--- Prompt ---
Where a line contains the string "schemas", copy that line.

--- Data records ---
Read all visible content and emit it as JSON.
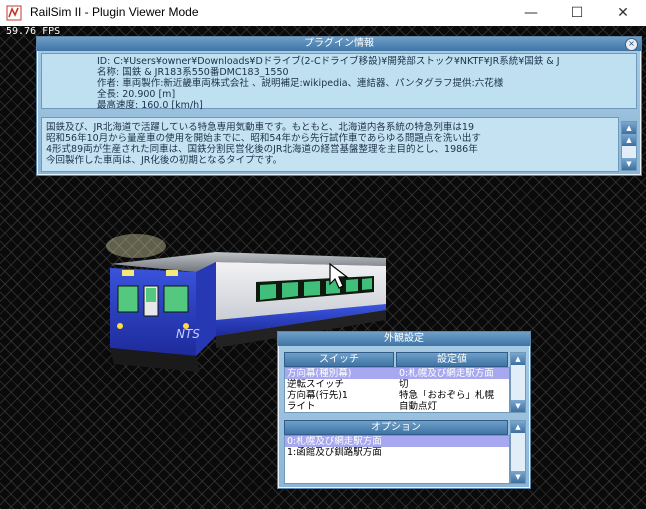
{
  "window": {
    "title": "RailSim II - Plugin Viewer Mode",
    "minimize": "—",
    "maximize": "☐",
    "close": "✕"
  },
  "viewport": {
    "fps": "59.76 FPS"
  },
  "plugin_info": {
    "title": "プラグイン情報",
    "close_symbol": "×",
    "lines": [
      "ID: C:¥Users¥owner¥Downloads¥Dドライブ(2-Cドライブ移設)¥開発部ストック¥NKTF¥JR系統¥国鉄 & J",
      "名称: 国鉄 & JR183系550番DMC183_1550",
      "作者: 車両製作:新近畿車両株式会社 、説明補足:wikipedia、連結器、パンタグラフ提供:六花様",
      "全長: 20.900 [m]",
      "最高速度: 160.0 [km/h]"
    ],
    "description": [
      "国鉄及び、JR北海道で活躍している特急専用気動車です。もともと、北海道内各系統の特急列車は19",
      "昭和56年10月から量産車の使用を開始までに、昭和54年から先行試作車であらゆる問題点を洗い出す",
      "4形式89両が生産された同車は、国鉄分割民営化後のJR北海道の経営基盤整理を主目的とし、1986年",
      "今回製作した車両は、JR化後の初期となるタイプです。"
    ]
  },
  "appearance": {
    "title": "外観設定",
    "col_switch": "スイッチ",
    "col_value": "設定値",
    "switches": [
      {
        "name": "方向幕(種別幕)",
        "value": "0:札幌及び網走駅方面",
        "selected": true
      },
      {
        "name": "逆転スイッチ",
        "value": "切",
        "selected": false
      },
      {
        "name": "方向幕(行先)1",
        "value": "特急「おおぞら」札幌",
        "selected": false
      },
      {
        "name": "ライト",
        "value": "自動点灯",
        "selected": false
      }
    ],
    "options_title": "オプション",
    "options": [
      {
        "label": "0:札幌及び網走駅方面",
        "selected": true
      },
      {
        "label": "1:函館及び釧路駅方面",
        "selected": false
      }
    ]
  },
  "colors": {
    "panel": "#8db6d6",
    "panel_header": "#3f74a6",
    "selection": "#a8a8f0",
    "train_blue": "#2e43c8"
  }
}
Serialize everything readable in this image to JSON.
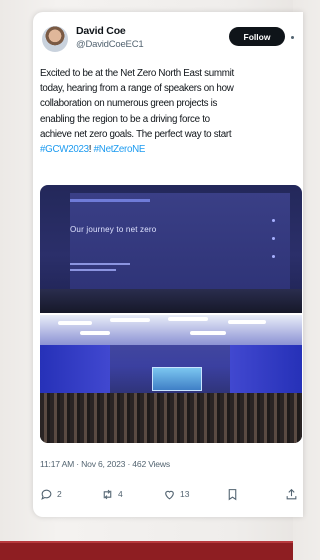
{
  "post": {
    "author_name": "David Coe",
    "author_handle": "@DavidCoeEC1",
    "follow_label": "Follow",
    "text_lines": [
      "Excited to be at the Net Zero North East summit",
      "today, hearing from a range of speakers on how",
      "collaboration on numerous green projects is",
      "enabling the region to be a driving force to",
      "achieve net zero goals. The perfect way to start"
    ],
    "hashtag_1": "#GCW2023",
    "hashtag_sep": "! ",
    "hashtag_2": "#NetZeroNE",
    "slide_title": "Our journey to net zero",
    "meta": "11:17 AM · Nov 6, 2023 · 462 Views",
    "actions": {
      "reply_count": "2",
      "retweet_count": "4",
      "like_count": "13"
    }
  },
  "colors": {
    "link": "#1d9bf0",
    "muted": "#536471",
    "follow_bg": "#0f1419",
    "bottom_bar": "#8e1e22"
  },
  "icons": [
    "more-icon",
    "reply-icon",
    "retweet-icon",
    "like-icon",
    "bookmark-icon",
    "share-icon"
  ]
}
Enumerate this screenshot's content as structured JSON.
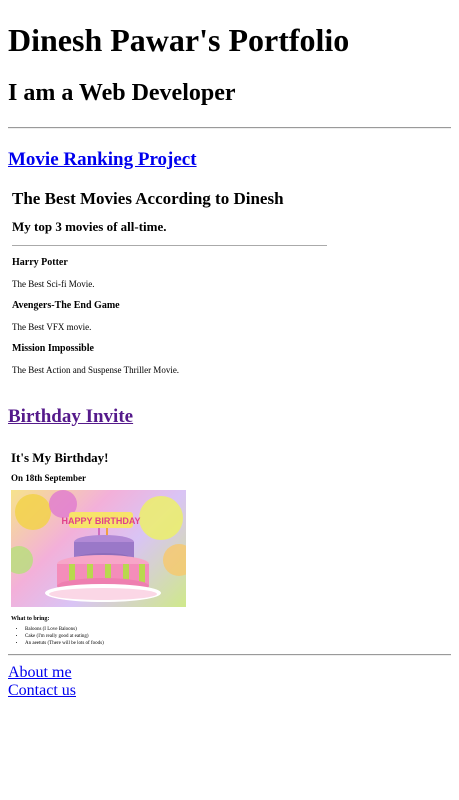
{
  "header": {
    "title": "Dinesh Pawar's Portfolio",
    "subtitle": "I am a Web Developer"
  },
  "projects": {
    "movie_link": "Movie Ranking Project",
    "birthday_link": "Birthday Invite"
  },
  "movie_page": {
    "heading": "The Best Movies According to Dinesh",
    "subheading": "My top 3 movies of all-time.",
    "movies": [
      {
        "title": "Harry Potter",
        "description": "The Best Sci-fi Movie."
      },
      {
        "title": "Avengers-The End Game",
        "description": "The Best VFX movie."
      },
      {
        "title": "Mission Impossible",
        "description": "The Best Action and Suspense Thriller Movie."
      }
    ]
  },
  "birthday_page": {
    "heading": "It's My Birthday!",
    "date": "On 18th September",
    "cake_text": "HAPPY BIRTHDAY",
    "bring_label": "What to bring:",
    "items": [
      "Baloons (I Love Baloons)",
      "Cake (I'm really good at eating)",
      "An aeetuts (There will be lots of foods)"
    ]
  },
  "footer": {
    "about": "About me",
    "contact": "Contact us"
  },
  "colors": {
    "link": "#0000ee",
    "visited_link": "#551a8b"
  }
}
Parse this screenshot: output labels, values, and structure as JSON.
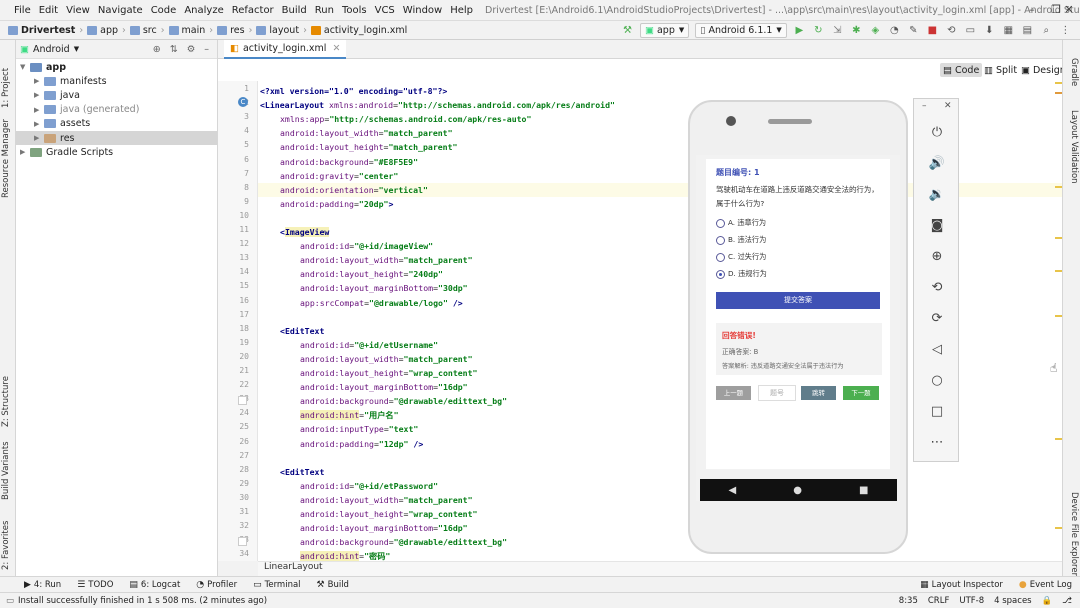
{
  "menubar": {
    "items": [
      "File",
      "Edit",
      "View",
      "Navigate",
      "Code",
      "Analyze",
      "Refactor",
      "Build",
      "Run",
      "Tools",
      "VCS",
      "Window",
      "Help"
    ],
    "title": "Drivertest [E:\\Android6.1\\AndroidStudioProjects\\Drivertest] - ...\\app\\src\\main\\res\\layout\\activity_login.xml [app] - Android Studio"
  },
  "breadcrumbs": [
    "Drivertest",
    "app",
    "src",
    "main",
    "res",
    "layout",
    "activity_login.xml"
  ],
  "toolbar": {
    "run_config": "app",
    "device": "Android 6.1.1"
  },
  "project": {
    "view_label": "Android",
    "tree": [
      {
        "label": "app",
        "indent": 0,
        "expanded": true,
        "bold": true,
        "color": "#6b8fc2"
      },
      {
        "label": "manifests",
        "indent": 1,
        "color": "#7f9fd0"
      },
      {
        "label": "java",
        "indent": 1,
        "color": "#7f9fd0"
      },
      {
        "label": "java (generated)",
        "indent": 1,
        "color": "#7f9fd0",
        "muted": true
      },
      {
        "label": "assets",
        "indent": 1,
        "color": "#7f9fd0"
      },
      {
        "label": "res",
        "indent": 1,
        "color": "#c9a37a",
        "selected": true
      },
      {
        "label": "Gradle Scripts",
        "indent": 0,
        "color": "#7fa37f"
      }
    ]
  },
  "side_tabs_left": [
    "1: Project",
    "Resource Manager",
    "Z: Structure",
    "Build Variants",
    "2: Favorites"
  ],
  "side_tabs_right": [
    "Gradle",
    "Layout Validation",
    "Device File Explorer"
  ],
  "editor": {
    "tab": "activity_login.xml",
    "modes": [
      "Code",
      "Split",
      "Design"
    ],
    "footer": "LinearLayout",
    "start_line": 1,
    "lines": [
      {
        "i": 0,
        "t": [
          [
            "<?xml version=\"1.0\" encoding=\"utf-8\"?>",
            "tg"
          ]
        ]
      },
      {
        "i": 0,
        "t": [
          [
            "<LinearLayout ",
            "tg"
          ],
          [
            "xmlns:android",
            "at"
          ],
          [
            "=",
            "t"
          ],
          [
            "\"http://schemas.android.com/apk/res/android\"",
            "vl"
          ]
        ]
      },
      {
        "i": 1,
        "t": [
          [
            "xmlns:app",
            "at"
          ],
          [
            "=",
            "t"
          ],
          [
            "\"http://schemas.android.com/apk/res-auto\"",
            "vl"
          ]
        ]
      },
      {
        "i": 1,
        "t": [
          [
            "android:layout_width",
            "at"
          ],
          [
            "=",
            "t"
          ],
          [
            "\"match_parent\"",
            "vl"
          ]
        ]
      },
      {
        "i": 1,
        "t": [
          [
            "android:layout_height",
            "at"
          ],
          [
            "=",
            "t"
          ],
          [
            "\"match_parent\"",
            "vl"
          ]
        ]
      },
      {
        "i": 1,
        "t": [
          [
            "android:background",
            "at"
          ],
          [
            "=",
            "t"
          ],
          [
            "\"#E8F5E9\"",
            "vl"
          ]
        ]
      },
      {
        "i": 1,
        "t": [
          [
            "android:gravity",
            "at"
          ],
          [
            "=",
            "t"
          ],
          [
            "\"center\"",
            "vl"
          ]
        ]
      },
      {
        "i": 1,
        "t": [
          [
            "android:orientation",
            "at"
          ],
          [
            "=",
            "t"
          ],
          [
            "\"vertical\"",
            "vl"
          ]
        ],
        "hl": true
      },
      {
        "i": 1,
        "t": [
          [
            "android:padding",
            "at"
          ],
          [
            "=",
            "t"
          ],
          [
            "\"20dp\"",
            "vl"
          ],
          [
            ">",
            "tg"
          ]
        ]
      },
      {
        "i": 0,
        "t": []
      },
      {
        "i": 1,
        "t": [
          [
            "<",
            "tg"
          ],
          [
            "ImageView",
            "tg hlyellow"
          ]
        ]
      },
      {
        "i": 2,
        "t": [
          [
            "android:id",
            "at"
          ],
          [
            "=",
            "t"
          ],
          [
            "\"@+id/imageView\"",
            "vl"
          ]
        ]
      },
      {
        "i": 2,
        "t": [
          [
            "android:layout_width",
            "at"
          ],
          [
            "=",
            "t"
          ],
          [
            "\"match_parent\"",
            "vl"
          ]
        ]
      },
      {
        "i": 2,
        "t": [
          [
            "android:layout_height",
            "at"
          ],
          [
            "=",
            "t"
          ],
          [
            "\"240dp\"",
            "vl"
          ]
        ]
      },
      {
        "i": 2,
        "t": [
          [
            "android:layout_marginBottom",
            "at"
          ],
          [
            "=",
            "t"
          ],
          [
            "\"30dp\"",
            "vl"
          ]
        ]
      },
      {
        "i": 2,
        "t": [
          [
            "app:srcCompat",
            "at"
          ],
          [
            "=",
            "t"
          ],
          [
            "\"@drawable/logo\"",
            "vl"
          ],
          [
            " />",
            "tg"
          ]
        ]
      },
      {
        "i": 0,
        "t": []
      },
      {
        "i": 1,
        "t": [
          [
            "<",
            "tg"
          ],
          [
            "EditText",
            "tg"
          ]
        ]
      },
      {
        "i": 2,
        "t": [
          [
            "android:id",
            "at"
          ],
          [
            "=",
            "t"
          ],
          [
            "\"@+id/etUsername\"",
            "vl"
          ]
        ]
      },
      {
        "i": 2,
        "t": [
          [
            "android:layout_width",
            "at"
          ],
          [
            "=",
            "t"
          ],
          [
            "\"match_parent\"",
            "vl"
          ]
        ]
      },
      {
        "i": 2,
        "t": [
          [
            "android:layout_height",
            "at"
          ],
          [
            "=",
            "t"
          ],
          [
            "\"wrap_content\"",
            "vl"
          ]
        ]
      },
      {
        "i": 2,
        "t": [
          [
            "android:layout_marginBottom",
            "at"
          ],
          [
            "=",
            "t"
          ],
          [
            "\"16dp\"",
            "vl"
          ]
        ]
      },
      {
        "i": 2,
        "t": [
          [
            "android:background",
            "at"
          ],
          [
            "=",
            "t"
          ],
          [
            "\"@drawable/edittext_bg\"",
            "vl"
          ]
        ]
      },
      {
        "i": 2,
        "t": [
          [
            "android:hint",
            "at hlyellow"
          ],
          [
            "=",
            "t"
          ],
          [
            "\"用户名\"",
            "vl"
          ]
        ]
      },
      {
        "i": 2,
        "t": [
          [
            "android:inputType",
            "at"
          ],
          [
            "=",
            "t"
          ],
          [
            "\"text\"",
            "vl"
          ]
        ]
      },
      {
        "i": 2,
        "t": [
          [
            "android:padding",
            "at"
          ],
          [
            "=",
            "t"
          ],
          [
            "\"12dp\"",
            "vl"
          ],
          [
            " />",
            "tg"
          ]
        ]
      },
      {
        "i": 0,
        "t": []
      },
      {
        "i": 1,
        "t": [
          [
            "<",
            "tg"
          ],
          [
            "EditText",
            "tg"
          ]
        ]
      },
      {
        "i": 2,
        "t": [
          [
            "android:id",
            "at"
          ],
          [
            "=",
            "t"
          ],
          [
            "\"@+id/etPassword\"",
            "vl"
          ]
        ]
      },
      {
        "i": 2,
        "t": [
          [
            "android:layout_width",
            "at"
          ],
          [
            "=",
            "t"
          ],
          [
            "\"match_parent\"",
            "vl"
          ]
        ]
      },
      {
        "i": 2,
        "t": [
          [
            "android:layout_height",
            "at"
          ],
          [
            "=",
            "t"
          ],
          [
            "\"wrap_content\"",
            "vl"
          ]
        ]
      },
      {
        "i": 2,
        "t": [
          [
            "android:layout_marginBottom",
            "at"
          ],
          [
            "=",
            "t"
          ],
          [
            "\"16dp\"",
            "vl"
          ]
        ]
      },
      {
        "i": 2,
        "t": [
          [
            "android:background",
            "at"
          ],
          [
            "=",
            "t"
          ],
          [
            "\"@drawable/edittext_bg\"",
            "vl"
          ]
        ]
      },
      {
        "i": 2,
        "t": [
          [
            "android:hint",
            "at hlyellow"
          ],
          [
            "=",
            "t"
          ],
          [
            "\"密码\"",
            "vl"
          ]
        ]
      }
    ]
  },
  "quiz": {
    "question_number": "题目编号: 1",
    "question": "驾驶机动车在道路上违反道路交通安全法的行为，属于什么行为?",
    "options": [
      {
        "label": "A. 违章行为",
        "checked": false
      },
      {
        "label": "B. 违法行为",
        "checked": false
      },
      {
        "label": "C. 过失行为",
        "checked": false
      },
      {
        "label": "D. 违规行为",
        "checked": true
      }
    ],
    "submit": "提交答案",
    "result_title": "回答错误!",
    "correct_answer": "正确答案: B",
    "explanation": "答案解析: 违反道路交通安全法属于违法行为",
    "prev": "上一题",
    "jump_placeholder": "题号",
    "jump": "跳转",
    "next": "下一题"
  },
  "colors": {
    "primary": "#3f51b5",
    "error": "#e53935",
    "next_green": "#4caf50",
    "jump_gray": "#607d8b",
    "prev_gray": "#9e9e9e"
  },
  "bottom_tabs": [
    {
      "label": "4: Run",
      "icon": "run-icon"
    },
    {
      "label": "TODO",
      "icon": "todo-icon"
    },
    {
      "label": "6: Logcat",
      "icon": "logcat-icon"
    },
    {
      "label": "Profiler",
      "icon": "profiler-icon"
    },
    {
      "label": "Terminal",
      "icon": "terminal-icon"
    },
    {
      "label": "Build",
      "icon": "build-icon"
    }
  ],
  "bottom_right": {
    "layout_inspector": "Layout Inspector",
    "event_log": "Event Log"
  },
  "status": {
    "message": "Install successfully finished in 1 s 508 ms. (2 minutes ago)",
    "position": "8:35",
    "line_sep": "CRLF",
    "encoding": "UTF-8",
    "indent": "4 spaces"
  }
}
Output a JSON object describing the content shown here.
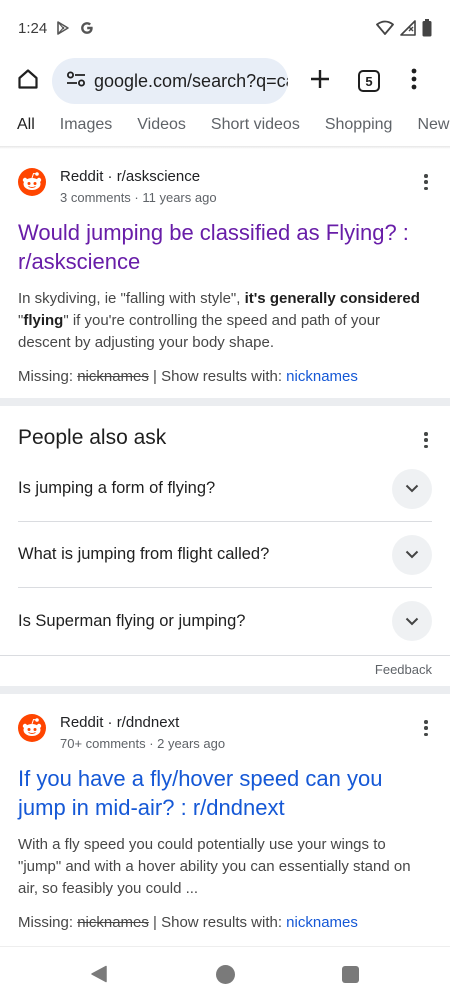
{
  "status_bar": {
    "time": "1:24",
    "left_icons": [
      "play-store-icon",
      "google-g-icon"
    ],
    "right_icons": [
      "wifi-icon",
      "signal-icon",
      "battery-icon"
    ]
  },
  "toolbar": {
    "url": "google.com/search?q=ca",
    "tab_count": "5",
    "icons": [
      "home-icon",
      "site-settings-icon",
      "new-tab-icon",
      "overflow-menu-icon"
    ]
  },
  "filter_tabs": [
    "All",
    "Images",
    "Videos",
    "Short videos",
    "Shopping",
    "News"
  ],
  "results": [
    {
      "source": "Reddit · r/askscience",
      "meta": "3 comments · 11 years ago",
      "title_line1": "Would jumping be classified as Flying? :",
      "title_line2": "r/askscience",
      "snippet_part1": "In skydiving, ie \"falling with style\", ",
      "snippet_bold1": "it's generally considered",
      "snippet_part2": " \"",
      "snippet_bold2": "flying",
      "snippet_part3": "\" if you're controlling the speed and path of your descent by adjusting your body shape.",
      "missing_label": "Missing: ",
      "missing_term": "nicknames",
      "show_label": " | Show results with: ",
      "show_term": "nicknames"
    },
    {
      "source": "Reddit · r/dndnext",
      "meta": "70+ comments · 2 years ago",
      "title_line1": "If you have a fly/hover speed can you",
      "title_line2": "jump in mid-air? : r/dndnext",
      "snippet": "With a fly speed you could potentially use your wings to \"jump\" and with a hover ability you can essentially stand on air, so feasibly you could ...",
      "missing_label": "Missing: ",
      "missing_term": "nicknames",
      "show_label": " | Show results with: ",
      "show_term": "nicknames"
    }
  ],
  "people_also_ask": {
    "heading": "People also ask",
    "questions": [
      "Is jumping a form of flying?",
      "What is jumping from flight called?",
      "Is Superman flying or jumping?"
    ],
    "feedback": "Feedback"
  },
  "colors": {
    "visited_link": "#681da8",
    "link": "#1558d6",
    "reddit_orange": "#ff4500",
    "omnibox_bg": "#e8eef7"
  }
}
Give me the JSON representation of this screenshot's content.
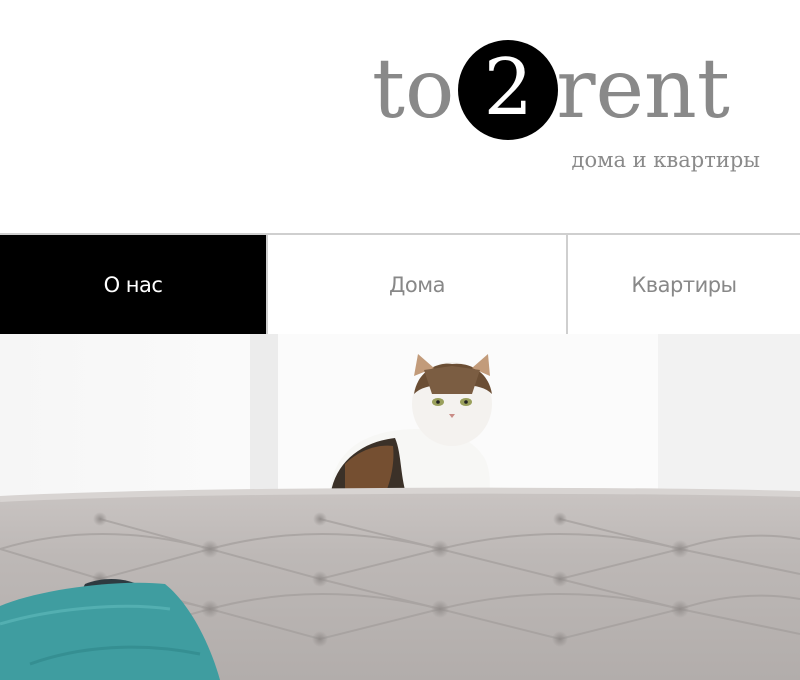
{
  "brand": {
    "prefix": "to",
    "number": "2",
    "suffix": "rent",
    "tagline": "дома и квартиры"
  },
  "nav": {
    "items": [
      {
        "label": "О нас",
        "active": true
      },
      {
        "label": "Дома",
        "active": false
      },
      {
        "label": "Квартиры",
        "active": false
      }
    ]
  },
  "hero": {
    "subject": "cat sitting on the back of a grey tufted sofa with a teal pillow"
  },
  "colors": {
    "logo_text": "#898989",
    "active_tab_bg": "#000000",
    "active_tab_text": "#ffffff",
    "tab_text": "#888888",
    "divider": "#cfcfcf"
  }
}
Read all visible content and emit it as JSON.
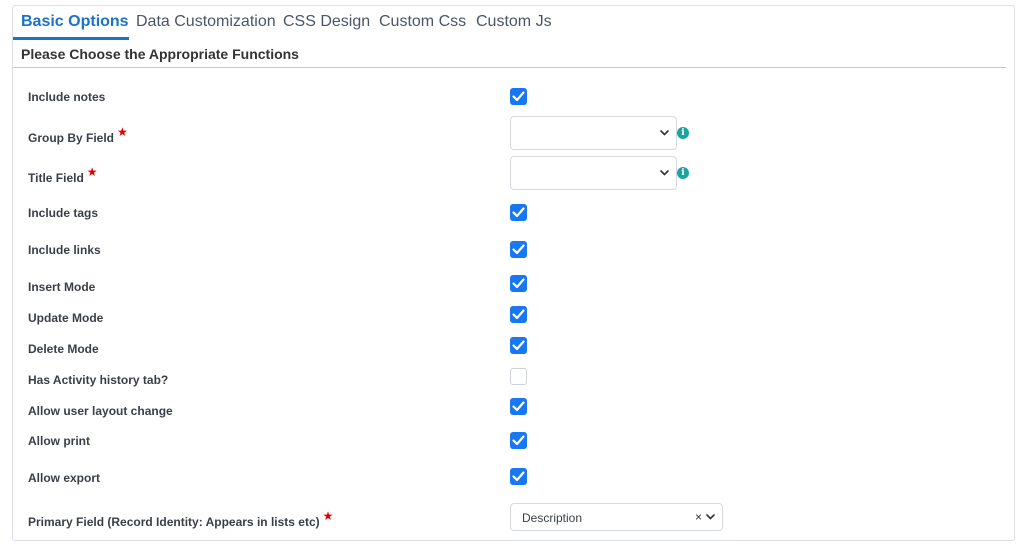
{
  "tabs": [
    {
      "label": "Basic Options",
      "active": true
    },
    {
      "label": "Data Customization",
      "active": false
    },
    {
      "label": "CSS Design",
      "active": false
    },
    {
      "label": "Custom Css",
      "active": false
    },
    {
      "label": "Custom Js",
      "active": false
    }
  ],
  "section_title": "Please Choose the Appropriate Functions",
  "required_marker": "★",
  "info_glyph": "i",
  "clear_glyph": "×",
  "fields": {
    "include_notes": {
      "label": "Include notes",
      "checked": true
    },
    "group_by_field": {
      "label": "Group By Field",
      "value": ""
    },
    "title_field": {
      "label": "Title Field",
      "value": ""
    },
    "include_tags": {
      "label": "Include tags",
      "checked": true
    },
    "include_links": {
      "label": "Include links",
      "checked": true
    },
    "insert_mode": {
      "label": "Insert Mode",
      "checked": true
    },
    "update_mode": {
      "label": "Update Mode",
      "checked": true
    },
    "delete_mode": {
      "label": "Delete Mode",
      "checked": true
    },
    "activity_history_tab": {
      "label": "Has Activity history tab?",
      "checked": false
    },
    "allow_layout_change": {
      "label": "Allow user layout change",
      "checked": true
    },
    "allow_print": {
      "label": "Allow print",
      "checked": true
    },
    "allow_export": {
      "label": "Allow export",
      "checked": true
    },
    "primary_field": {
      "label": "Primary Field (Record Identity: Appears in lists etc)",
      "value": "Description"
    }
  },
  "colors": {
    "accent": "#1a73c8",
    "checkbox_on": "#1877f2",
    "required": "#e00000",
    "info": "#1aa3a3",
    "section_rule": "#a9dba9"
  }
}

--- Solution to this exercise ---
            "\"http://schemas.android.com/apk/res/android\"",
            "\"http://schemas.android.com/apk/res-auto\"",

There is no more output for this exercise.